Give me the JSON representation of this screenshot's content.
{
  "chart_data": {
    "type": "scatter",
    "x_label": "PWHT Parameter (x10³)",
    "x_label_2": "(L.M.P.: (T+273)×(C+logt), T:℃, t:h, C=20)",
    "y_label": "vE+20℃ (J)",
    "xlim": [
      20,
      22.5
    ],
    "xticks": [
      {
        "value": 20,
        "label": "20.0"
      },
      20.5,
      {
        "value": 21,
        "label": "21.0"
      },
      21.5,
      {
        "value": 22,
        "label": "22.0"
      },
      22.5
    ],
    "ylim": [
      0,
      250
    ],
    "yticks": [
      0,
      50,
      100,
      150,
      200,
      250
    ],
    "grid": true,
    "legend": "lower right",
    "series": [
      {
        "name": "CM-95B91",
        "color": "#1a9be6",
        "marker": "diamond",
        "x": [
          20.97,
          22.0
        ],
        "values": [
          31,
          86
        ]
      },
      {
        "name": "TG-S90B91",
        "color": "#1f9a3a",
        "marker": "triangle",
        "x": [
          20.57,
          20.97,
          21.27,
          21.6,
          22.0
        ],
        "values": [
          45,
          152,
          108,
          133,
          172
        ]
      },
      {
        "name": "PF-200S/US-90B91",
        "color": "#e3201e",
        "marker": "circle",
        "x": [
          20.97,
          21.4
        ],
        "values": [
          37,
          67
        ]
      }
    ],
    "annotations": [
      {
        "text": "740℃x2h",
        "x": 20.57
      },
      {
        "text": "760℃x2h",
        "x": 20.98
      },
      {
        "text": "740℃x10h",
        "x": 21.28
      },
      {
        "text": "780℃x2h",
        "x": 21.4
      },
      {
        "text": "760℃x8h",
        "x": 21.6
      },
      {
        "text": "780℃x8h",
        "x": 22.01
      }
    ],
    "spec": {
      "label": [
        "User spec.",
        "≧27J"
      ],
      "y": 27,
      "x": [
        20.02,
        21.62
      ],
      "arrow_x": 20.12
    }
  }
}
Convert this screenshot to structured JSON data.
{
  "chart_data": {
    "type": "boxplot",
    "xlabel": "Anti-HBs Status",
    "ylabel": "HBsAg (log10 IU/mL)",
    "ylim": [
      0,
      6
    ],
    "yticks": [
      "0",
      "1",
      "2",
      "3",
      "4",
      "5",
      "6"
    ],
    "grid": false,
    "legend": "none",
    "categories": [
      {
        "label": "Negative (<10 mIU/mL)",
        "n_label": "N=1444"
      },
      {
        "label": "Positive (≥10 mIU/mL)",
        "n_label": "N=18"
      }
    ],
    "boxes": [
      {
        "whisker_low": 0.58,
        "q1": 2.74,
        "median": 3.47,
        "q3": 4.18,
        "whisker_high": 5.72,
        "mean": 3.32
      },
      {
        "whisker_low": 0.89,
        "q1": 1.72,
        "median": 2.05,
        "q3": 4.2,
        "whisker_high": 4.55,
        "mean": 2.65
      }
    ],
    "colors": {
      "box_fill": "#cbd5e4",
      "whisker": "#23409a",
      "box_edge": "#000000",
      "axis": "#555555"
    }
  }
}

══════

Task details
Only the lines from the one that contains "Convert this screenshot" through the last line should be repeated, each exactly as it stands, with both ends included.

Exercise response
Convert this screenshot to structured JSON data.
{
  "chart_data": {
    "type": "boxplot",
    "xlabel": "Anti-HBs Status",
    "ylabel": "HBsAg (log10 IU/mL)",
    "ylim": [
      0,
      6
    ],
    "yticks": [
      "0",
      "1",
      "2",
      "3",
      "4",
      "5",
      "6"
    ],
    "grid": false,
    "legend": "none",
    "categories": [
      {
        "label": "Negative (<10 mIU/mL)",
        "n_label": "N=1444"
      },
      {
        "label": "Positive (≥10 mIU/mL)",
        "n_label": "N=18"
      }
    ],
    "boxes": [
      {
        "whisker_low": 0.58,
        "q1": 2.74,
        "median": 3.47,
        "q3": 4.18,
        "whisker_high": 5.72,
        "mean": 3.32
      },
      {
        "whisker_low": 0.89,
        "q1": 1.72,
        "median": 2.05,
        "q3": 4.2,
        "whisker_high": 4.55,
        "mean": 2.65
      }
    ],
    "colors": {
      "box_fill": "#cbd5e4",
      "whisker": "#23409a",
      "box_edge": "#000000",
      "axis": "#555555"
    }
  }
}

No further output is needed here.